━━━ Records shown ━━━
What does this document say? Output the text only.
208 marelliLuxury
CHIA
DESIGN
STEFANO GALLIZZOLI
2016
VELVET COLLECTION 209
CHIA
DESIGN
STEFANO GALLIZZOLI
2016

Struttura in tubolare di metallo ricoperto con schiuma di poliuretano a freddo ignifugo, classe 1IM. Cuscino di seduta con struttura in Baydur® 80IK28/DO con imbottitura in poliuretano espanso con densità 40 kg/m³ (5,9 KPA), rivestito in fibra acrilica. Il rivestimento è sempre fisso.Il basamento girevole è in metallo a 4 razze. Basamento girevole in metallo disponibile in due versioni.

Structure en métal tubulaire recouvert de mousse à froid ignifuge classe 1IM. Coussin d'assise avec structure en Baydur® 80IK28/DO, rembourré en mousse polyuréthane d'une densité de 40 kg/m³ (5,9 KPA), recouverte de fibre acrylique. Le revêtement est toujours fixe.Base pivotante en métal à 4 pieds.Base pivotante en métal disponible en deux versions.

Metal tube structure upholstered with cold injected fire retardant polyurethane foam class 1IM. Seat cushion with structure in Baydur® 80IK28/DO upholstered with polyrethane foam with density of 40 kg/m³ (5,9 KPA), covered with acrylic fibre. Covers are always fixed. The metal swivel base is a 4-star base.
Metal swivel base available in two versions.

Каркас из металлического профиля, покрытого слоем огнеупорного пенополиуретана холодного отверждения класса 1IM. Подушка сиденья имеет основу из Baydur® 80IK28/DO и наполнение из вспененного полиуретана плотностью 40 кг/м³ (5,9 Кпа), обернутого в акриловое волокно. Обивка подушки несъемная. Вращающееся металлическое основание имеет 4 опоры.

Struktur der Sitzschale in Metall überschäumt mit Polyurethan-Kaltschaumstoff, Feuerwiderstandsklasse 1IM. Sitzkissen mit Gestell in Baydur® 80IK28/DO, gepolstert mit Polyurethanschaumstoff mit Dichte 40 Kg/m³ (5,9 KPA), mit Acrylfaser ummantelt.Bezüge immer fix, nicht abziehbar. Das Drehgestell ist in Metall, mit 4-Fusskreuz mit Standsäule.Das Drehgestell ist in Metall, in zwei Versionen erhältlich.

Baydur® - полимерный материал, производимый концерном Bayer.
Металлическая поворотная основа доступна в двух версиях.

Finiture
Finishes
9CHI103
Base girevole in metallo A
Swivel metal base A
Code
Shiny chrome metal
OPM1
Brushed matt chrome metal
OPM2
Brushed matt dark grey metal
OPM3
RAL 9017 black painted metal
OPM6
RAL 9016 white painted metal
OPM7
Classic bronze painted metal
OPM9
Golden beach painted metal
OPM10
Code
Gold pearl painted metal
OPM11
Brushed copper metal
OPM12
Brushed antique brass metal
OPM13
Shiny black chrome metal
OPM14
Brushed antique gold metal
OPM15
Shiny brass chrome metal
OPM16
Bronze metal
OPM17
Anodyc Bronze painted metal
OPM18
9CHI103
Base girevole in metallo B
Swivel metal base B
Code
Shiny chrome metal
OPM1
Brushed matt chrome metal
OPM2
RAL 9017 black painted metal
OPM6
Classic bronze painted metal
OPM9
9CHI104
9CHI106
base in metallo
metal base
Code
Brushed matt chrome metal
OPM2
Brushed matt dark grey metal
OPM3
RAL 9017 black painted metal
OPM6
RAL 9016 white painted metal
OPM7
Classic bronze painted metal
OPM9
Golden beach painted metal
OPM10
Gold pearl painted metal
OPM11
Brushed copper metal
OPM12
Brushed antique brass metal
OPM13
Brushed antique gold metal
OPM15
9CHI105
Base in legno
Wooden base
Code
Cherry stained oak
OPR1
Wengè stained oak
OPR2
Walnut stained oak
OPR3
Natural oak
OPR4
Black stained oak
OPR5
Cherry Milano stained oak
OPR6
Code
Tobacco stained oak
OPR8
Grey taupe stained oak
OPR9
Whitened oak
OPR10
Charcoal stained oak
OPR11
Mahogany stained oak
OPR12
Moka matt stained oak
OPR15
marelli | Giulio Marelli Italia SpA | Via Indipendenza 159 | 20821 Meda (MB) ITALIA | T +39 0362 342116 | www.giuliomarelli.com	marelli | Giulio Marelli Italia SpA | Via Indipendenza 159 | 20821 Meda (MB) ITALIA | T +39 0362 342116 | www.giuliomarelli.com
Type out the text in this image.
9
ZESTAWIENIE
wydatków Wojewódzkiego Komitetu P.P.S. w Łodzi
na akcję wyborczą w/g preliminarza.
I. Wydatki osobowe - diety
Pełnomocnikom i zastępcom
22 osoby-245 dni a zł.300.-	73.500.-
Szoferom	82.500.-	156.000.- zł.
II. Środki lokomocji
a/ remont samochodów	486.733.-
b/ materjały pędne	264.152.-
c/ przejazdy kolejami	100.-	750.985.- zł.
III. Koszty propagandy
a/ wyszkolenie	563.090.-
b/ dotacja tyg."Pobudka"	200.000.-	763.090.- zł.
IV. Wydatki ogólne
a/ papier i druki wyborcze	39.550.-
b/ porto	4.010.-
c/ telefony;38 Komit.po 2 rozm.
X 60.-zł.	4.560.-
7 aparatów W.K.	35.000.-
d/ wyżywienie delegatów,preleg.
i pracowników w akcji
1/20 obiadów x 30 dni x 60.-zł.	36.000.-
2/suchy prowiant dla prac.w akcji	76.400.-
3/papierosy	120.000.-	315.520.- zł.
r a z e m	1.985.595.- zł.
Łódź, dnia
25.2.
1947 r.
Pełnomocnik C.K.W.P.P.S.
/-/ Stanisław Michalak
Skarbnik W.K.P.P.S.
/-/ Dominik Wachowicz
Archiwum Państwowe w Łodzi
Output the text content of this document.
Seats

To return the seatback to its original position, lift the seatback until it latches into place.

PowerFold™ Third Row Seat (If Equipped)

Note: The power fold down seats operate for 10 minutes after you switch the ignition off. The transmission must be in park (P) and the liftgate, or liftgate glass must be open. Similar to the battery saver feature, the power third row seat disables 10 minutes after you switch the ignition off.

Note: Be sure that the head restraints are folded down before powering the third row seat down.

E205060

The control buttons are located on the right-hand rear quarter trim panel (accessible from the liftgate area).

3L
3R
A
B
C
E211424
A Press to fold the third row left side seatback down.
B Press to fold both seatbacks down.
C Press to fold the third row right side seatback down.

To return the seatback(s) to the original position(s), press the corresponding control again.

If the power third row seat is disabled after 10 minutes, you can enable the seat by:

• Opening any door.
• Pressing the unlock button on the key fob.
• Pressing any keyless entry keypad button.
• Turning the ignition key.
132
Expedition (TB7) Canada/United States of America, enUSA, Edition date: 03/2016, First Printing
━━━
Check each line above for the word "original" and copy the ones that have it.

To return the seatback to its original position, lift the seatback until it latches into place.
To return the seatback(s) to the original position(s), press the corresponding control again.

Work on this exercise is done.